> Work to be completed: Only lines holding the word "внесении" should be copied from the material.

* START Input for this task *

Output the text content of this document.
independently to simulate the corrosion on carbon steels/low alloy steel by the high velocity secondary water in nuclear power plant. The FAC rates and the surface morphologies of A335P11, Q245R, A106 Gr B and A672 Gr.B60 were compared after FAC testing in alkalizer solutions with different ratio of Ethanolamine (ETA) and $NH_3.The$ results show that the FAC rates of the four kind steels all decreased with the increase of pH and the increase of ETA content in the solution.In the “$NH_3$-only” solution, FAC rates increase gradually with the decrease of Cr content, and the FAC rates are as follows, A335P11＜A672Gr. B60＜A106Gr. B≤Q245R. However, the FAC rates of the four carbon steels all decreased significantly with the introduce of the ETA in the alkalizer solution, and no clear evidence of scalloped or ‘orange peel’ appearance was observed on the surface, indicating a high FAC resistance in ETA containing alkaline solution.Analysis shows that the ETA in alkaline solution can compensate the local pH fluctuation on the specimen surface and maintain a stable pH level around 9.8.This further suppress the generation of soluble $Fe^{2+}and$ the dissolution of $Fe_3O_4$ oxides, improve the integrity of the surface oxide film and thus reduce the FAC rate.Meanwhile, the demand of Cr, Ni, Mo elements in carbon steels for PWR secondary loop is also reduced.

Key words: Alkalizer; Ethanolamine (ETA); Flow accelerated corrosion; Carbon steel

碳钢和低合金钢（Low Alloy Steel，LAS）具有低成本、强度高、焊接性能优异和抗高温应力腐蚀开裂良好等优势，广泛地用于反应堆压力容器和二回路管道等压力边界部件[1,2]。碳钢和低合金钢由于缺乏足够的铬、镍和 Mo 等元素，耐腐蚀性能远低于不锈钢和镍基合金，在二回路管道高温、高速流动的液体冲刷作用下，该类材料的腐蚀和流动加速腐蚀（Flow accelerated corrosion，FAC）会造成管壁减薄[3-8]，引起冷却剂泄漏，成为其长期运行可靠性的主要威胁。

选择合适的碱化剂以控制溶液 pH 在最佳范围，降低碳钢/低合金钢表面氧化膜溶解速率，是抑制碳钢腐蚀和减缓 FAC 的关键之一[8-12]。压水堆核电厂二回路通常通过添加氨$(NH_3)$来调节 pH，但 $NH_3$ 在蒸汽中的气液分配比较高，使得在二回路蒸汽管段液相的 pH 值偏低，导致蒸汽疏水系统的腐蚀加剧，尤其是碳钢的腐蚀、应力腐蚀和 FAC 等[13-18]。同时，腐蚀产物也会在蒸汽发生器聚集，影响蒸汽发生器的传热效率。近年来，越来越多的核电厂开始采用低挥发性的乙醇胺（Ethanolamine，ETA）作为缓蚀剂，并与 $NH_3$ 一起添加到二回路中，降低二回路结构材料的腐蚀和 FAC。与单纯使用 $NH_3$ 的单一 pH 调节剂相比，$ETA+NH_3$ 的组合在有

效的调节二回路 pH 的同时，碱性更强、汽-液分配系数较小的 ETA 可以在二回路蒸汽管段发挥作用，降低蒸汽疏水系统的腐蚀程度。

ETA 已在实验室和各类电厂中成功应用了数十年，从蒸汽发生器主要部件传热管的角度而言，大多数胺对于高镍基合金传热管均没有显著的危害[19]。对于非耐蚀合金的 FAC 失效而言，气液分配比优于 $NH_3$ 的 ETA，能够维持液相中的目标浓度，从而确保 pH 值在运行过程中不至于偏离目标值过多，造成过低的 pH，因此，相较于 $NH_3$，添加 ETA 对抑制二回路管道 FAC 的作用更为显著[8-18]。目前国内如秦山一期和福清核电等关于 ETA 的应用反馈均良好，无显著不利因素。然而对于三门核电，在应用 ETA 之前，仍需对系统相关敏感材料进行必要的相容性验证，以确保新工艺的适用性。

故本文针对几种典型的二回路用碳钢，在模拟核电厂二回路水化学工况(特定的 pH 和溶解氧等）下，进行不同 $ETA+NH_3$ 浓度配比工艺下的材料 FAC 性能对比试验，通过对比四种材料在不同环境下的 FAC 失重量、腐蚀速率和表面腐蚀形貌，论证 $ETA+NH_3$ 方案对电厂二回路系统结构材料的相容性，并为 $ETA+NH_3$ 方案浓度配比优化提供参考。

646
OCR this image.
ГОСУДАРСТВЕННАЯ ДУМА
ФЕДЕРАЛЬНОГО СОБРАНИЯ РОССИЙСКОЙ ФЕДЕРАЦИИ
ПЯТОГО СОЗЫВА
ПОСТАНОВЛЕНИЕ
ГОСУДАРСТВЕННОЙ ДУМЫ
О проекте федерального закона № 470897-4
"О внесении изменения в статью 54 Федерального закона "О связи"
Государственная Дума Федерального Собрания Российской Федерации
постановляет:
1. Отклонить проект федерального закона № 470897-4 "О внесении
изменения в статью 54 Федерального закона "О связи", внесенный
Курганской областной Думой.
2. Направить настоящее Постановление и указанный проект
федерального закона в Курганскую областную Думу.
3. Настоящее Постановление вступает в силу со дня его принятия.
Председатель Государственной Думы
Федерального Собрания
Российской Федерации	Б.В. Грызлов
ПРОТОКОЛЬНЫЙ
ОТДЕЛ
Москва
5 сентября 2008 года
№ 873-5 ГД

* END Input for this task *
* START Input for this task *

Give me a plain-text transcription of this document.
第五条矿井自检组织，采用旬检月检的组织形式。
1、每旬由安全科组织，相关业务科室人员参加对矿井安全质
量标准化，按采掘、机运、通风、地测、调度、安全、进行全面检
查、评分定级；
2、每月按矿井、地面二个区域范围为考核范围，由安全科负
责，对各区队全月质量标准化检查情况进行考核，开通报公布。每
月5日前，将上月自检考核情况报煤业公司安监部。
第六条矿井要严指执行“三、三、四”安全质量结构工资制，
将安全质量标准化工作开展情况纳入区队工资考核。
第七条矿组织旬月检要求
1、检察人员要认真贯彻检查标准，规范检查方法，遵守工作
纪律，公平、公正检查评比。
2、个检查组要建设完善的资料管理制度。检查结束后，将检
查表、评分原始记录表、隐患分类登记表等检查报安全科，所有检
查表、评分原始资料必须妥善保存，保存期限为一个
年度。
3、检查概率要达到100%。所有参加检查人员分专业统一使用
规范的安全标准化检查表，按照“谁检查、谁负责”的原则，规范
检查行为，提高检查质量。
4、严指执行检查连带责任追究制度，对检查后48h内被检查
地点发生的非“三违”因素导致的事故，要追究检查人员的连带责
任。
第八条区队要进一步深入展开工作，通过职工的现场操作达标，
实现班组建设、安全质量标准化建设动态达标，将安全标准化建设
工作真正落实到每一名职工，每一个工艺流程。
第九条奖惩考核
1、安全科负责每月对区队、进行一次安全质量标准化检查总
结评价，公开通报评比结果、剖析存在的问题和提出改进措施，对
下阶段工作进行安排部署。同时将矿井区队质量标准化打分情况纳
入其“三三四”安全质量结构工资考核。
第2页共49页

* END Input for this task *

> Exercise output:
"О внесении изменения в статью 54 Федерального закона "О связи"
1. Отклонить проект федерального закона № 470897-4 "О внесении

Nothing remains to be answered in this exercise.